• _TASK STATEMENT_: Work through the data below and give the number of lines holding "object", nothing more.

>> start DATA EXCERPTS

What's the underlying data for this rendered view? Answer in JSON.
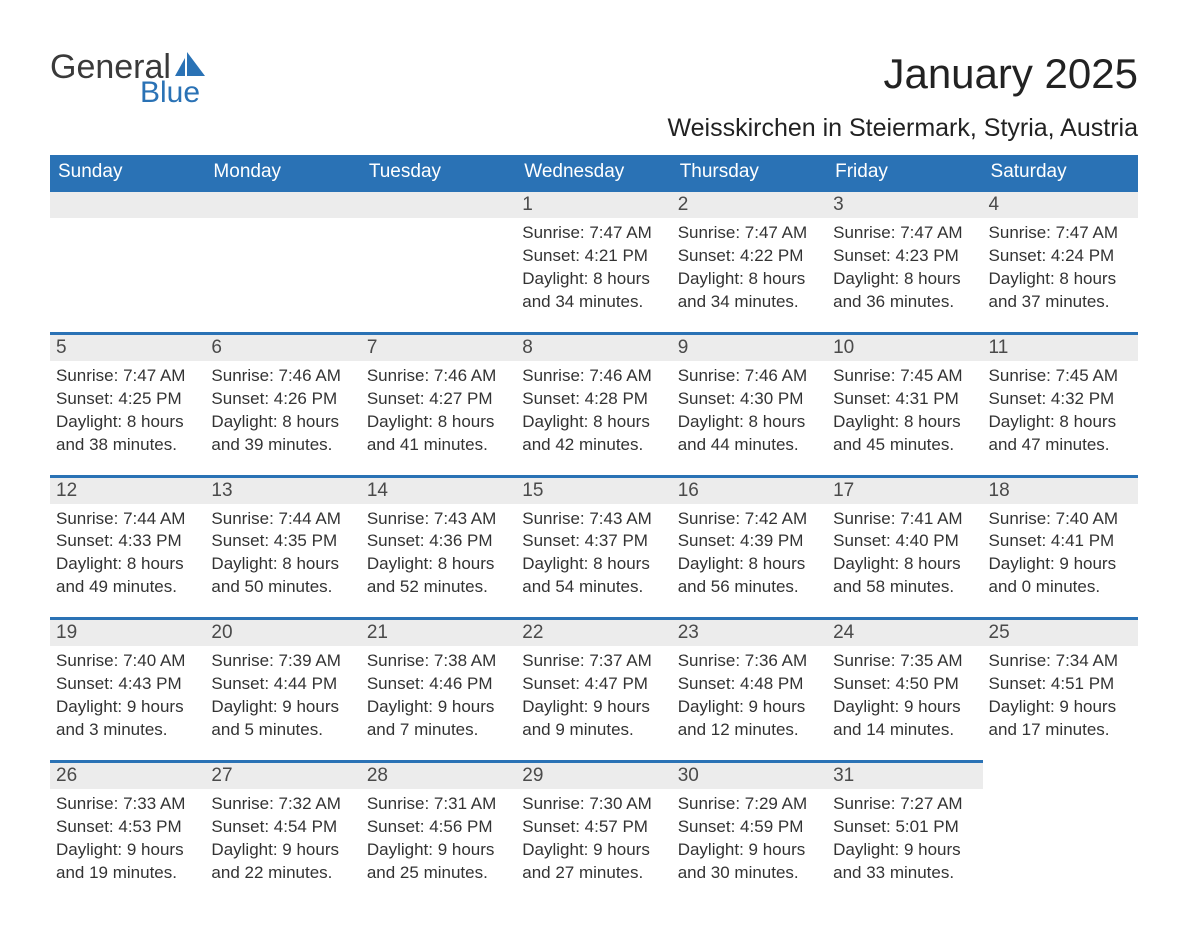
{
  "brand": {
    "line1": "General",
    "line2": "Blue",
    "text_color": "#3a3a3a",
    "accent_color": "#2a72b5"
  },
  "title": {
    "month": "January 2025",
    "location": "Weisskirchen in Steiermark, Styria, Austria"
  },
  "colors": {
    "header_bg": "#2a72b5",
    "header_text": "#ffffff",
    "daynum_bg": "#ececec",
    "daynum_border": "#2a72b5",
    "body_text": "#333333",
    "page_bg": "#ffffff"
  },
  "weekdays": [
    "Sunday",
    "Monday",
    "Tuesday",
    "Wednesday",
    "Thursday",
    "Friday",
    "Saturday"
  ],
  "weeks": [
    [
      null,
      null,
      null,
      {
        "day": "1",
        "sunrise": "Sunrise: 7:47 AM",
        "sunset": "Sunset: 4:21 PM",
        "daylight1": "Daylight: 8 hours",
        "daylight2": "and 34 minutes."
      },
      {
        "day": "2",
        "sunrise": "Sunrise: 7:47 AM",
        "sunset": "Sunset: 4:22 PM",
        "daylight1": "Daylight: 8 hours",
        "daylight2": "and 34 minutes."
      },
      {
        "day": "3",
        "sunrise": "Sunrise: 7:47 AM",
        "sunset": "Sunset: 4:23 PM",
        "daylight1": "Daylight: 8 hours",
        "daylight2": "and 36 minutes."
      },
      {
        "day": "4",
        "sunrise": "Sunrise: 7:47 AM",
        "sunset": "Sunset: 4:24 PM",
        "daylight1": "Daylight: 8 hours",
        "daylight2": "and 37 minutes."
      }
    ],
    [
      {
        "day": "5",
        "sunrise": "Sunrise: 7:47 AM",
        "sunset": "Sunset: 4:25 PM",
        "daylight1": "Daylight: 8 hours",
        "daylight2": "and 38 minutes."
      },
      {
        "day": "6",
        "sunrise": "Sunrise: 7:46 AM",
        "sunset": "Sunset: 4:26 PM",
        "daylight1": "Daylight: 8 hours",
        "daylight2": "and 39 minutes."
      },
      {
        "day": "7",
        "sunrise": "Sunrise: 7:46 AM",
        "sunset": "Sunset: 4:27 PM",
        "daylight1": "Daylight: 8 hours",
        "daylight2": "and 41 minutes."
      },
      {
        "day": "8",
        "sunrise": "Sunrise: 7:46 AM",
        "sunset": "Sunset: 4:28 PM",
        "daylight1": "Daylight: 8 hours",
        "daylight2": "and 42 minutes."
      },
      {
        "day": "9",
        "sunrise": "Sunrise: 7:46 AM",
        "sunset": "Sunset: 4:30 PM",
        "daylight1": "Daylight: 8 hours",
        "daylight2": "and 44 minutes."
      },
      {
        "day": "10",
        "sunrise": "Sunrise: 7:45 AM",
        "sunset": "Sunset: 4:31 PM",
        "daylight1": "Daylight: 8 hours",
        "daylight2": "and 45 minutes."
      },
      {
        "day": "11",
        "sunrise": "Sunrise: 7:45 AM",
        "sunset": "Sunset: 4:32 PM",
        "daylight1": "Daylight: 8 hours",
        "daylight2": "and 47 minutes."
      }
    ],
    [
      {
        "day": "12",
        "sunrise": "Sunrise: 7:44 AM",
        "sunset": "Sunset: 4:33 PM",
        "daylight1": "Daylight: 8 hours",
        "daylight2": "and 49 minutes."
      },
      {
        "day": "13",
        "sunrise": "Sunrise: 7:44 AM",
        "sunset": "Sunset: 4:35 PM",
        "daylight1": "Daylight: 8 hours",
        "daylight2": "and 50 minutes."
      },
      {
        "day": "14",
        "sunrise": "Sunrise: 7:43 AM",
        "sunset": "Sunset: 4:36 PM",
        "daylight1": "Daylight: 8 hours",
        "daylight2": "and 52 minutes."
      },
      {
        "day": "15",
        "sunrise": "Sunrise: 7:43 AM",
        "sunset": "Sunset: 4:37 PM",
        "daylight1": "Daylight: 8 hours",
        "daylight2": "and 54 minutes."
      },
      {
        "day": "16",
        "sunrise": "Sunrise: 7:42 AM",
        "sunset": "Sunset: 4:39 PM",
        "daylight1": "Daylight: 8 hours",
        "daylight2": "and 56 minutes."
      },
      {
        "day": "17",
        "sunrise": "Sunrise: 7:41 AM",
        "sunset": "Sunset: 4:40 PM",
        "daylight1": "Daylight: 8 hours",
        "daylight2": "and 58 minutes."
      },
      {
        "day": "18",
        "sunrise": "Sunrise: 7:40 AM",
        "sunset": "Sunset: 4:41 PM",
        "daylight1": "Daylight: 9 hours",
        "daylight2": "and 0 minutes."
      }
    ],
    [
      {
        "day": "19",
        "sunrise": "Sunrise: 7:40 AM",
        "sunset": "Sunset: 4:43 PM",
        "daylight1": "Daylight: 9 hours",
        "daylight2": "and 3 minutes."
      },
      {
        "day": "20",
        "sunrise": "Sunrise: 7:39 AM",
        "sunset": "Sunset: 4:44 PM",
        "daylight1": "Daylight: 9 hours",
        "daylight2": "and 5 minutes."
      },
      {
        "day": "21",
        "sunrise": "Sunrise: 7:38 AM",
        "sunset": "Sunset: 4:46 PM",
        "daylight1": "Daylight: 9 hours",
        "daylight2": "and 7 minutes."
      },
      {
        "day": "22",
        "sunrise": "Sunrise: 7:37 AM",
        "sunset": "Sunset: 4:47 PM",
        "daylight1": "Daylight: 9 hours",
        "daylight2": "and 9 minutes."
      },
      {
        "day": "23",
        "sunrise": "Sunrise: 7:36 AM",
        "sunset": "Sunset: 4:48 PM",
        "daylight1": "Daylight: 9 hours",
        "daylight2": "and 12 minutes."
      },
      {
        "day": "24",
        "sunrise": "Sunrise: 7:35 AM",
        "sunset": "Sunset: 4:50 PM",
        "daylight1": "Daylight: 9 hours",
        "daylight2": "and 14 minutes."
      },
      {
        "day": "25",
        "sunrise": "Sunrise: 7:34 AM",
        "sunset": "Sunset: 4:51 PM",
        "daylight1": "Daylight: 9 hours",
        "daylight2": "and 17 minutes."
      }
    ],
    [
      {
        "day": "26",
        "sunrise": "Sunrise: 7:33 AM",
        "sunset": "Sunset: 4:53 PM",
        "daylight1": "Daylight: 9 hours",
        "daylight2": "and 19 minutes."
      },
      {
        "day": "27",
        "sunrise": "Sunrise: 7:32 AM",
        "sunset": "Sunset: 4:54 PM",
        "daylight1": "Daylight: 9 hours",
        "daylight2": "and 22 minutes."
      },
      {
        "day": "28",
        "sunrise": "Sunrise: 7:31 AM",
        "sunset": "Sunset: 4:56 PM",
        "daylight1": "Daylight: 9 hours",
        "daylight2": "and 25 minutes."
      },
      {
        "day": "29",
        "sunrise": "Sunrise: 7:30 AM",
        "sunset": "Sunset: 4:57 PM",
        "daylight1": "Daylight: 9 hours",
        "daylight2": "and 27 minutes."
      },
      {
        "day": "30",
        "sunrise": "Sunrise: 7:29 AM",
        "sunset": "Sunset: 4:59 PM",
        "daylight1": "Daylight: 9 hours",
        "daylight2": "and 30 minutes."
      },
      {
        "day": "31",
        "sunrise": "Sunrise: 7:27 AM",
        "sunset": "Sunset: 5:01 PM",
        "daylight1": "Daylight: 9 hours",
        "daylight2": "and 33 minutes."
      },
      null
    ]
  ]
}
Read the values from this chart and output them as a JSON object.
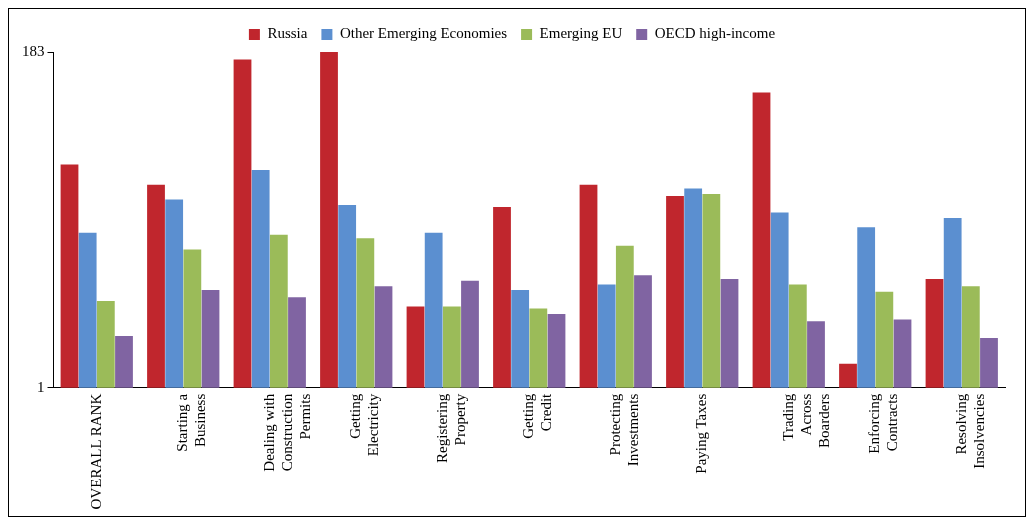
{
  "chart_data": {
    "type": "bar",
    "categories": [
      "OVERALL RANK",
      "Starting a Business",
      "Dealing with Construction Permits",
      "Getting Electricity",
      "Registering Property",
      "Getting Credit",
      "Protecting Investments",
      "Paying Taxes",
      "Trading Across Boarders",
      "Enforcing Contracts",
      "Resolving Insolvencies"
    ],
    "series": [
      {
        "name": "Russia",
        "color": "#c0262d",
        "values": [
          122,
          111,
          179,
          183,
          45,
          99,
          111,
          105,
          161,
          14,
          60
        ]
      },
      {
        "name": "Other Emerging Economies",
        "color": "#5b8fd0",
        "values": [
          85,
          103,
          119,
          100,
          85,
          54,
          57,
          109,
          96,
          88,
          93
        ]
      },
      {
        "name": "Emerging EU",
        "color": "#9bbb59",
        "values": [
          48,
          76,
          84,
          82,
          45,
          44,
          78,
          106,
          57,
          53,
          56
        ]
      },
      {
        "name": "OECD high-income",
        "color": "#8064a2",
        "values": [
          29,
          54,
          50,
          56,
          59,
          41,
          62,
          60,
          37,
          38,
          28
        ]
      }
    ],
    "ylim": [
      1,
      183
    ],
    "yticks": [
      1,
      183
    ],
    "grid": false,
    "legend": "top"
  }
}
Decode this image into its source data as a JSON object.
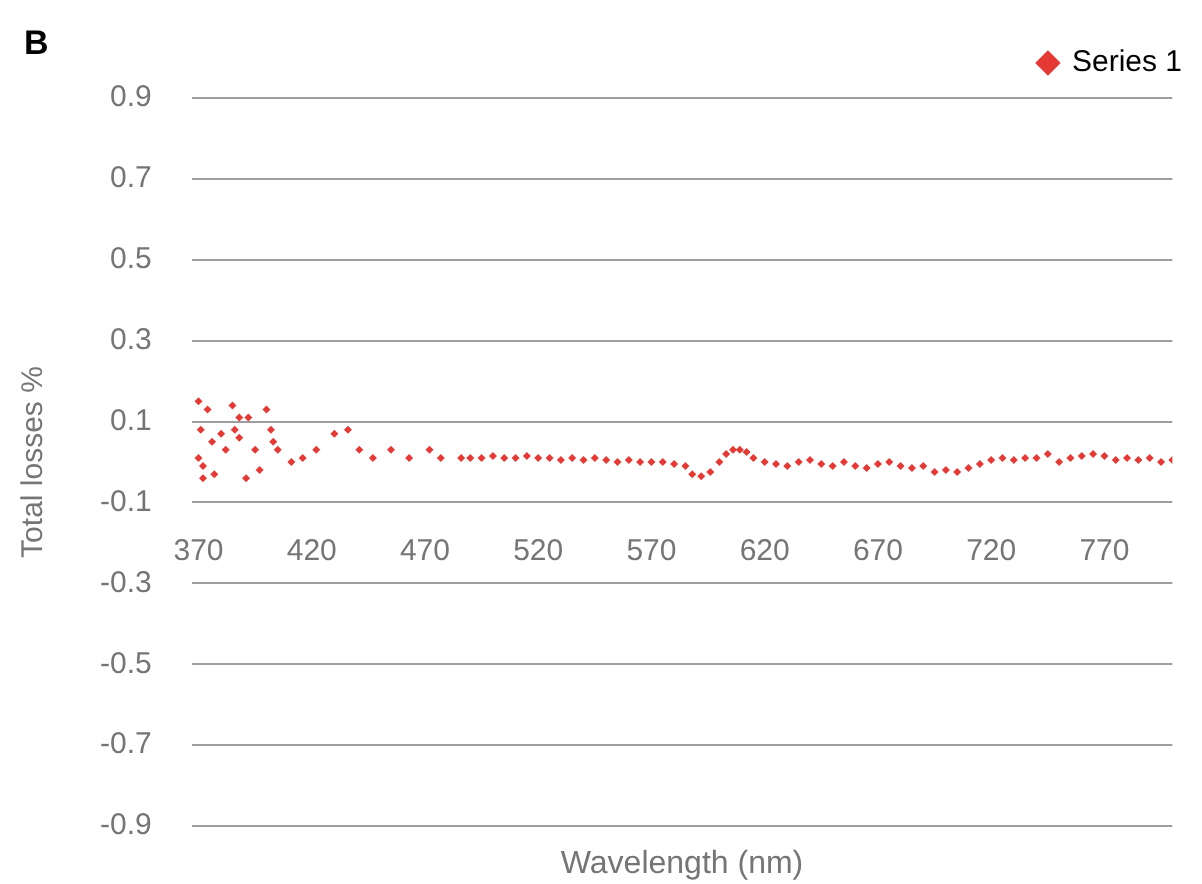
{
  "chart_data": {
    "type": "scatter",
    "title": "B",
    "xlabel": "Wavelength (nm)",
    "ylabel": "Total losses %",
    "xlim": [
      367,
      800
    ],
    "xticks": [
      370,
      420,
      470,
      520,
      570,
      620,
      670,
      720,
      770
    ],
    "ylim": [
      -0.9,
      0.9
    ],
    "yticks": [
      -0.9,
      -0.7,
      -0.5,
      -0.3,
      -0.1,
      0.1,
      0.3,
      0.5,
      0.7,
      0.9
    ],
    "grid": "y",
    "legend": "top right",
    "marker": "diamond",
    "series": [
      {
        "name": "Series 1",
        "color": "#e53935",
        "x": [
          370,
          374,
          385,
          392,
          388,
          400,
          371,
          380,
          386,
          370,
          372,
          372,
          377,
          391,
          397,
          382,
          376,
          388,
          395,
          402,
          403,
          405,
          411,
          416,
          422,
          430,
          436,
          441,
          447,
          455,
          463,
          472,
          477,
          486,
          490,
          495,
          500,
          505,
          510,
          515,
          520,
          525,
          530,
          535,
          540,
          545,
          550,
          555,
          560,
          565,
          570,
          575,
          580,
          585,
          588,
          592,
          596,
          600,
          603,
          606,
          609,
          612,
          615,
          620,
          625,
          630,
          635,
          640,
          645,
          650,
          655,
          660,
          665,
          670,
          675,
          680,
          685,
          690,
          695,
          700,
          705,
          710,
          715,
          720,
          725,
          730,
          735,
          740,
          745,
          750,
          755,
          760,
          765,
          770,
          775,
          780,
          785,
          790,
          795,
          800
        ],
        "values": [
          0.15,
          0.13,
          0.14,
          0.11,
          0.11,
          0.13,
          0.08,
          0.07,
          0.08,
          0.01,
          -0.01,
          -0.04,
          -0.03,
          -0.04,
          -0.02,
          0.03,
          0.05,
          0.06,
          0.03,
          0.08,
          0.05,
          0.03,
          0.0,
          0.01,
          0.03,
          0.07,
          0.08,
          0.03,
          0.01,
          0.03,
          0.01,
          0.03,
          0.01,
          0.01,
          0.01,
          0.01,
          0.015,
          0.01,
          0.01,
          0.015,
          0.01,
          0.01,
          0.005,
          0.01,
          0.005,
          0.01,
          0.005,
          0.0,
          0.005,
          0.0,
          0.0,
          0.0,
          -0.005,
          -0.01,
          -0.03,
          -0.035,
          -0.025,
          0.0,
          0.02,
          0.03,
          0.03,
          0.025,
          0.01,
          0.0,
          -0.005,
          -0.01,
          0.0,
          0.005,
          -0.005,
          -0.01,
          0.0,
          -0.01,
          -0.015,
          -0.005,
          0.0,
          -0.01,
          -0.015,
          -0.01,
          -0.025,
          -0.02,
          -0.025,
          -0.015,
          -0.005,
          0.005,
          0.01,
          0.005,
          0.01,
          0.01,
          0.02,
          0.0,
          0.01,
          0.015,
          0.02,
          0.015,
          0.005,
          0.01,
          0.005,
          0.01,
          0.0,
          0.005
        ]
      }
    ]
  }
}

>> end DATA EXCERPTS

• _OUTPUT OF THE EXERCISE_: 2